--- Material supplied ---
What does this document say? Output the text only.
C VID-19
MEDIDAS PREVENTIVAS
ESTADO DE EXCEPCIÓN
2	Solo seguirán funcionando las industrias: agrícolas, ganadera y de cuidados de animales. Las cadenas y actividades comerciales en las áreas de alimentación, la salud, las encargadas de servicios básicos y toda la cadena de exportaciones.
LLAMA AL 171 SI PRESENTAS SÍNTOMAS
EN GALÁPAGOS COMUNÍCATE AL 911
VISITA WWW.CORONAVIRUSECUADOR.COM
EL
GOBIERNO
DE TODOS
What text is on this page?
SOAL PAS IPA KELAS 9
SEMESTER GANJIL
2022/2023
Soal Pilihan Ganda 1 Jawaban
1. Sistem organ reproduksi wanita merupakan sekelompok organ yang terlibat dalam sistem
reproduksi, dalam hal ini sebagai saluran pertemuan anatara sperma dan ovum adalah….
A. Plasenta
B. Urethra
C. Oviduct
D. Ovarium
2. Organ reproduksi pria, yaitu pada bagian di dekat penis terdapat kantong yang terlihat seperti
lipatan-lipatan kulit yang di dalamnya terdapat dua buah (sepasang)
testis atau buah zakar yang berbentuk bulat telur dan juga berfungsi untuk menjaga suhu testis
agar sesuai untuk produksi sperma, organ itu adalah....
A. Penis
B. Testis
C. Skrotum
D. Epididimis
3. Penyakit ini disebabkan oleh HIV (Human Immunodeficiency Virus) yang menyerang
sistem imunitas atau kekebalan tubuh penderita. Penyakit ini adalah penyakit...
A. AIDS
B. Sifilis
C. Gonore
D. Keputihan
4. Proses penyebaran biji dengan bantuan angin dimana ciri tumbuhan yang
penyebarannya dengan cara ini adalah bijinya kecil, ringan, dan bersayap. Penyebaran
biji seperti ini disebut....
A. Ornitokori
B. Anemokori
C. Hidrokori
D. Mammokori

--- Task details ---
Whenever a line in the records contains the word "atau", copy that line.

--- Output below ---
testis atau buah zakar yang berbentuk bulat telur dan juga berfungsi untuk menjaga suhu testis
sistem imunitas atau kekebalan tubuh penderita. Penyakit ini adalah penyakit...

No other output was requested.